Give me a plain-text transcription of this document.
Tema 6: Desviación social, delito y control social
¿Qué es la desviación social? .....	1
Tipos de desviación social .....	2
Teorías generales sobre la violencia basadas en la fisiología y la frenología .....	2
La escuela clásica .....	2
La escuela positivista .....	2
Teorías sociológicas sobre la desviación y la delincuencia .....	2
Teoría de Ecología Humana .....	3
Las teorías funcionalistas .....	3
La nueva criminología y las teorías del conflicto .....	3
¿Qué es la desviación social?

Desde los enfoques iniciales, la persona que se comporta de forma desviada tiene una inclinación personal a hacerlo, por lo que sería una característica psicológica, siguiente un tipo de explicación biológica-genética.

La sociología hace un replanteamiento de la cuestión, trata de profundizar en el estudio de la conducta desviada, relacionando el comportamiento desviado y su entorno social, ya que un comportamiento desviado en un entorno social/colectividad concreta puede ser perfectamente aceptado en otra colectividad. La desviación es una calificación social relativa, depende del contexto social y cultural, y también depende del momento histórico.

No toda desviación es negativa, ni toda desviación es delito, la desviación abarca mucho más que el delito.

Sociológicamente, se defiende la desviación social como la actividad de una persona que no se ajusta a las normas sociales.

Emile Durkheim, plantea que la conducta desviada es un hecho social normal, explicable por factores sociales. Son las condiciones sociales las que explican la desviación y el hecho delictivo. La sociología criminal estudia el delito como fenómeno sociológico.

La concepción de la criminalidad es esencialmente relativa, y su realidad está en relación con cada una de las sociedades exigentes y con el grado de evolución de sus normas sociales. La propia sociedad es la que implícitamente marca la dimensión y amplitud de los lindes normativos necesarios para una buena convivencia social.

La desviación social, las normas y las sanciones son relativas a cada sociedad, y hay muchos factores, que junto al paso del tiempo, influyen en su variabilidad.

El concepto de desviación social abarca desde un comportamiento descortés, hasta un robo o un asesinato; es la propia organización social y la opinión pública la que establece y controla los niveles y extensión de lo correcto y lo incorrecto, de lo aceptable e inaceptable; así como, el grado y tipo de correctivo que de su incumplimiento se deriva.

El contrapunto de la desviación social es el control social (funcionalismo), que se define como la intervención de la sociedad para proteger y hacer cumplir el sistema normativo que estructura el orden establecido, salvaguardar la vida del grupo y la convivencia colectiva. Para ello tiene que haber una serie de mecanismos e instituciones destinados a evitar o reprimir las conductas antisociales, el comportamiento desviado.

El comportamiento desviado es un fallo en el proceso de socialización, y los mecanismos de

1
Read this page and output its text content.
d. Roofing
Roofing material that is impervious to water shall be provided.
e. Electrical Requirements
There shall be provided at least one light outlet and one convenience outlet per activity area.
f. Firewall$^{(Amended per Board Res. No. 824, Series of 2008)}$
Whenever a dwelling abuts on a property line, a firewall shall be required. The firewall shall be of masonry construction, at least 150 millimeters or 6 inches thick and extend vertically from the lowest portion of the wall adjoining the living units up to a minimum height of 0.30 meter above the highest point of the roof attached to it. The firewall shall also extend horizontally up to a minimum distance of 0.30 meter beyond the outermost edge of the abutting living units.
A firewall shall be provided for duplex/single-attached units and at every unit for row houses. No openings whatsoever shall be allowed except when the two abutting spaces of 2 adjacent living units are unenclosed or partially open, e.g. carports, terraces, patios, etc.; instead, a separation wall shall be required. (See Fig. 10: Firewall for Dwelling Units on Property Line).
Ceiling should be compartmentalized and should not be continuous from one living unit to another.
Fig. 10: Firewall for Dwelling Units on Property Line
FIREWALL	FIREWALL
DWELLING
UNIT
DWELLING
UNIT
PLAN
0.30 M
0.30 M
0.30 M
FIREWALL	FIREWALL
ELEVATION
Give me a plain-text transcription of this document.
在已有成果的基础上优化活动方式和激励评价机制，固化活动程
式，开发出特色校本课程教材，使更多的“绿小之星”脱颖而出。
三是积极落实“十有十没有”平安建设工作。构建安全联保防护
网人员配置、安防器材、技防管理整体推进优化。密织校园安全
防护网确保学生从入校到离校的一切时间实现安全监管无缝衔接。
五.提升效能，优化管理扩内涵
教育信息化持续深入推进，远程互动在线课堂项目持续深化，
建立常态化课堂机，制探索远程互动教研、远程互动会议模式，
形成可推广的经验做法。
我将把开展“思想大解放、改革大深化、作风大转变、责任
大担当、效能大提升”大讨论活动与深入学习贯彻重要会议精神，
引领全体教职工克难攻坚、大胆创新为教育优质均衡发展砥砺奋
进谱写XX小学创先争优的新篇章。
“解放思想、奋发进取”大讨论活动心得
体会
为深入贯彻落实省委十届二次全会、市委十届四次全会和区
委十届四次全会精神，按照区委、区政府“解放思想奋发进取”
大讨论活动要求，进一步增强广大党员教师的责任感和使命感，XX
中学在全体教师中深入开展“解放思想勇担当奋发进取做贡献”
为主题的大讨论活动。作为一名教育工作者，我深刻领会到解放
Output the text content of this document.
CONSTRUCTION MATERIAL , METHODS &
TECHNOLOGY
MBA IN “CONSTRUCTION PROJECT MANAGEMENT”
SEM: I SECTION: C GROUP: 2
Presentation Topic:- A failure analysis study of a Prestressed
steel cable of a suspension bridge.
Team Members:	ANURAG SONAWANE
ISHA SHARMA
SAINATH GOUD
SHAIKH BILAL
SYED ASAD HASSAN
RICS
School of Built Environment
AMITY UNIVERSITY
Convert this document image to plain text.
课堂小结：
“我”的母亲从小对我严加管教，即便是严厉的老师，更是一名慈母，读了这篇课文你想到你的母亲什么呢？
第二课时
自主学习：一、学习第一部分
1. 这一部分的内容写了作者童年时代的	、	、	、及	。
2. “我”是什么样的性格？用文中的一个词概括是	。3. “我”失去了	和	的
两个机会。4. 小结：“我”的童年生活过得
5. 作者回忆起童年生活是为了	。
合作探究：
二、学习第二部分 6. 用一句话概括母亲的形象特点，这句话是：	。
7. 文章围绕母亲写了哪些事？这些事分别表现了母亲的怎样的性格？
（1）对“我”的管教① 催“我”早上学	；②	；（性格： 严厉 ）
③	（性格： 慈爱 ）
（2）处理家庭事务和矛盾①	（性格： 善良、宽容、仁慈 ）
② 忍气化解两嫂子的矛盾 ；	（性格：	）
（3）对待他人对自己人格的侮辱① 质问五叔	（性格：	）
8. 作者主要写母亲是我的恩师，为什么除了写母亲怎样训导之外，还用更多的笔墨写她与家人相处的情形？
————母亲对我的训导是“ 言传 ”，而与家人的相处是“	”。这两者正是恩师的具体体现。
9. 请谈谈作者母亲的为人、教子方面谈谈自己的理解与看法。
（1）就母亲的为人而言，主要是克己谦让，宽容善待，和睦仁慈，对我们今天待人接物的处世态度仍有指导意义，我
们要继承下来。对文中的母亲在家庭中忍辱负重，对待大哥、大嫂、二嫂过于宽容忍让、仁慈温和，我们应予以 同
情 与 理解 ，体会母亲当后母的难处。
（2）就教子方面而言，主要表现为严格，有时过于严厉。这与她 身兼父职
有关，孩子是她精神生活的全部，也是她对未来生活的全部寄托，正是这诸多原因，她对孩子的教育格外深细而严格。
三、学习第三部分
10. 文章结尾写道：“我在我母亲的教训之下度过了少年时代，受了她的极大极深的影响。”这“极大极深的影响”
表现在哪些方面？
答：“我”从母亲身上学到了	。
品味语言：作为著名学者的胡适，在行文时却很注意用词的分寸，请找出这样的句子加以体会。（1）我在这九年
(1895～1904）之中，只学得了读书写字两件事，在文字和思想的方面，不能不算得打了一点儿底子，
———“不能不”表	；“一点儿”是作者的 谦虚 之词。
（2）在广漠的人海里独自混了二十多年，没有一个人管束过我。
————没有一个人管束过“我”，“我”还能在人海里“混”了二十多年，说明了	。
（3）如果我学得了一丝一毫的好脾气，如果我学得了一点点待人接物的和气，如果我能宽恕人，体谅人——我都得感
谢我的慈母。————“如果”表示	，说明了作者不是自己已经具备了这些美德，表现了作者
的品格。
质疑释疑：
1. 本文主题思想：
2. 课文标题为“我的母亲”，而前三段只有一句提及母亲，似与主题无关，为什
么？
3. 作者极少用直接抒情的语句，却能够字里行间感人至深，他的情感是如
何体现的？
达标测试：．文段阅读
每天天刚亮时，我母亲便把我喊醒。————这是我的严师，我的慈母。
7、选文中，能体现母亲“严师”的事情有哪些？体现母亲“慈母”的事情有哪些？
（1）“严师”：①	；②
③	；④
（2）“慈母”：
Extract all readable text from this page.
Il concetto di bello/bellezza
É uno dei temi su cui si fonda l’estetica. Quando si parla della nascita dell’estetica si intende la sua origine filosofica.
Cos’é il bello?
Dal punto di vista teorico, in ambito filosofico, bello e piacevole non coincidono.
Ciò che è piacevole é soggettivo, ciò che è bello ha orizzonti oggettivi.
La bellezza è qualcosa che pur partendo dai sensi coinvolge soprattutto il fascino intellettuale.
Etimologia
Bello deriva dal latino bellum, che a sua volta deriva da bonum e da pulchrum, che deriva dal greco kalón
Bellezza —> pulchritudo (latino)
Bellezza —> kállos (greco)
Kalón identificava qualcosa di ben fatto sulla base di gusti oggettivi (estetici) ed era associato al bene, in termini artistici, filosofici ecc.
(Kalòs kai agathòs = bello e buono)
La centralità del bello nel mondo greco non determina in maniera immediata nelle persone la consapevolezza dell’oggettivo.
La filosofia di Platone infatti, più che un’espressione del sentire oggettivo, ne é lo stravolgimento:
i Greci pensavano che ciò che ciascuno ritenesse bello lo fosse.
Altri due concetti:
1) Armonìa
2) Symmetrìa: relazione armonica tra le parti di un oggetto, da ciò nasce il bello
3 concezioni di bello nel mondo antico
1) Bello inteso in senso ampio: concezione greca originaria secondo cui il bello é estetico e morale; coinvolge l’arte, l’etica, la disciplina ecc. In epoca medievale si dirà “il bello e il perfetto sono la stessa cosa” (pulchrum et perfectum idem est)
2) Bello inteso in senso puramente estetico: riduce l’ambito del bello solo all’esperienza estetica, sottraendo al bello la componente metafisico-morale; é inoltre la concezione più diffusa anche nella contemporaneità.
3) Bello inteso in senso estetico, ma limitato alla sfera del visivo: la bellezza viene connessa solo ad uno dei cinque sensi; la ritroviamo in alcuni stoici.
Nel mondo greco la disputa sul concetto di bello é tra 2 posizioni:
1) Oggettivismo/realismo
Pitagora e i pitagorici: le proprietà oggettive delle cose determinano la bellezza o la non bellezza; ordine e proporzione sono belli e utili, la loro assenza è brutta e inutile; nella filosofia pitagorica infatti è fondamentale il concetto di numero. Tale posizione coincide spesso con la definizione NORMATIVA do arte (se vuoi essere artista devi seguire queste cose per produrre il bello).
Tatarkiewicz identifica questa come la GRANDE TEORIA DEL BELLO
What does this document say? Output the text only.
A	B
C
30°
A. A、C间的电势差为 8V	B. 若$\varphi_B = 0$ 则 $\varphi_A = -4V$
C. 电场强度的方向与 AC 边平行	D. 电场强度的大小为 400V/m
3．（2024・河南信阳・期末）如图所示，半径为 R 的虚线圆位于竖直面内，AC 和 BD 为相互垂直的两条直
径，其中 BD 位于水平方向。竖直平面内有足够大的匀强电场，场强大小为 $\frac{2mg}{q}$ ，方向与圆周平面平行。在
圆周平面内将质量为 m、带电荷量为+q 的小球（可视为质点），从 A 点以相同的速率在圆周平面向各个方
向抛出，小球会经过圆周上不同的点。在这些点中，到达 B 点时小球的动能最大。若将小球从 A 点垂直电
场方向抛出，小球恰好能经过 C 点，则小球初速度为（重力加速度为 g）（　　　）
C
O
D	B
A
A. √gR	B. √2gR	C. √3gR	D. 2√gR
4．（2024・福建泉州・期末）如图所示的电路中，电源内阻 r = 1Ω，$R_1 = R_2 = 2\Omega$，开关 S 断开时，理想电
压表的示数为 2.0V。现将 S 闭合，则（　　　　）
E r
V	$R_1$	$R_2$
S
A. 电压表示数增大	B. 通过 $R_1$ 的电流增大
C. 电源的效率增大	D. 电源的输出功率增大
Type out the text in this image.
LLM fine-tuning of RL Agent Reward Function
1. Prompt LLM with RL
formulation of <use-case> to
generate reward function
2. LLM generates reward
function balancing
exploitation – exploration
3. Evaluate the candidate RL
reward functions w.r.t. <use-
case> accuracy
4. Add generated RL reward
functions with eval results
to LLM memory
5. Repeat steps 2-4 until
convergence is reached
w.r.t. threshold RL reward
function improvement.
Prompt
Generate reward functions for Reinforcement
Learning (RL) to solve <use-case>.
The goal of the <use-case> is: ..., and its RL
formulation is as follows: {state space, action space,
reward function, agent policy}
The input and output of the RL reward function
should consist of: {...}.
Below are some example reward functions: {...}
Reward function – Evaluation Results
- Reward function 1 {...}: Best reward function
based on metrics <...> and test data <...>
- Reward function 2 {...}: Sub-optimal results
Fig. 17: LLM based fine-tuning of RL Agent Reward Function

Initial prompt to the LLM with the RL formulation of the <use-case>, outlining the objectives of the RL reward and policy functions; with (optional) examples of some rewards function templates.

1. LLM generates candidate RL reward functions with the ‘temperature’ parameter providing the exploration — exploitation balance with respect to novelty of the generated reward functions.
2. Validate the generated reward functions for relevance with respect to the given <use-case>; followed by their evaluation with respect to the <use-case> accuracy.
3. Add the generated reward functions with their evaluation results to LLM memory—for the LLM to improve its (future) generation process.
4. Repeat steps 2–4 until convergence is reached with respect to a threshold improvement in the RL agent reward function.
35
- - - - -
» **Problem to work on**:
Go over the records above and tally each line that includes "policy". Give the total by itself.

» **Solved exercise**:
2